[Excerpt from a dataset]
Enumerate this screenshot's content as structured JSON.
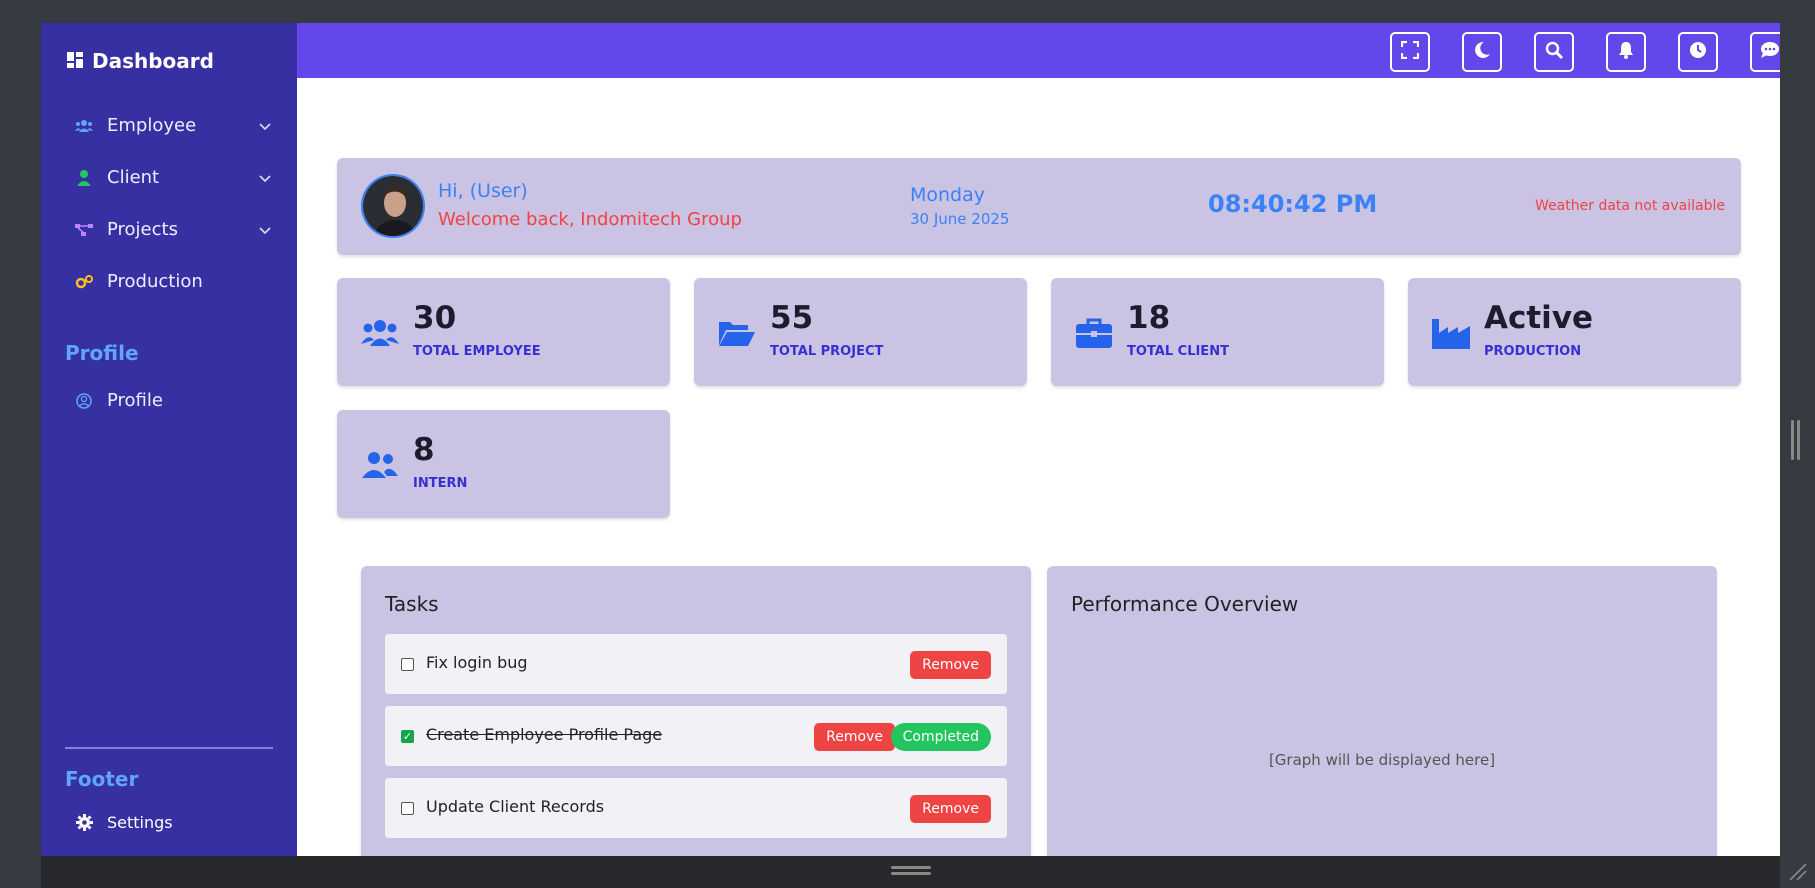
{
  "sidebar": {
    "brand": "Dashboard",
    "items": [
      {
        "label": "Employee",
        "icon": "users-icon"
      },
      {
        "label": "Client",
        "icon": "user-icon"
      },
      {
        "label": "Projects",
        "icon": "project-diagram-icon"
      },
      {
        "label": "Production",
        "icon": "cogs-icon"
      }
    ],
    "profile_section": "Profile",
    "profile_item": "Profile",
    "footer_section": "Footer",
    "settings_item": "Settings"
  },
  "topbar": {
    "buttons": [
      "fullscreen-icon",
      "moon-icon",
      "search-icon",
      "bell-icon",
      "clock-icon",
      "chat-icon"
    ]
  },
  "welcome": {
    "greeting": "Hi, (User)",
    "message": "Welcome back, Indomitech Group",
    "day": "Monday",
    "date": "30 June 2025",
    "time": "08:40:42 PM",
    "weather": "Weather data not available"
  },
  "stats": [
    {
      "value": "30",
      "label": "TOTAL EMPLOYEE",
      "icon": "users-icon"
    },
    {
      "value": "55",
      "label": "TOTAL PROJECT",
      "icon": "folder-open-icon"
    },
    {
      "value": "18",
      "label": "TOTAL CLIENT",
      "icon": "briefcase-icon"
    },
    {
      "value": "Active",
      "label": "PRODUCTION",
      "icon": "industry-icon"
    },
    {
      "value": "8",
      "label": "INTERN",
      "icon": "user-friends-icon"
    }
  ],
  "tasks": {
    "title": "Tasks",
    "items": [
      {
        "text": "Fix login bug",
        "checked": false,
        "remove_label": "Remove"
      },
      {
        "text": "Create Employee Profile Page",
        "checked": true,
        "remove_label": "Remove",
        "status": "Completed"
      },
      {
        "text": "Update Client Records",
        "checked": false,
        "remove_label": "Remove"
      }
    ]
  },
  "performance": {
    "title": "Performance Overview",
    "placeholder": "[Graph will be displayed here]"
  },
  "colors": {
    "sidebar": "#3730a3",
    "topbar": "#6347ea",
    "card": "#cbc3e3",
    "accent": "#3b82f6",
    "danger": "#ef4444",
    "success": "#22c55e"
  }
}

* Task instructions *
Using the listing, copy every line where the word "Profile" shows up.

* Full output *
    "profile_section": "Profile",
    "profile_item": "Profile",
        "text": "Create Employee Profile Page",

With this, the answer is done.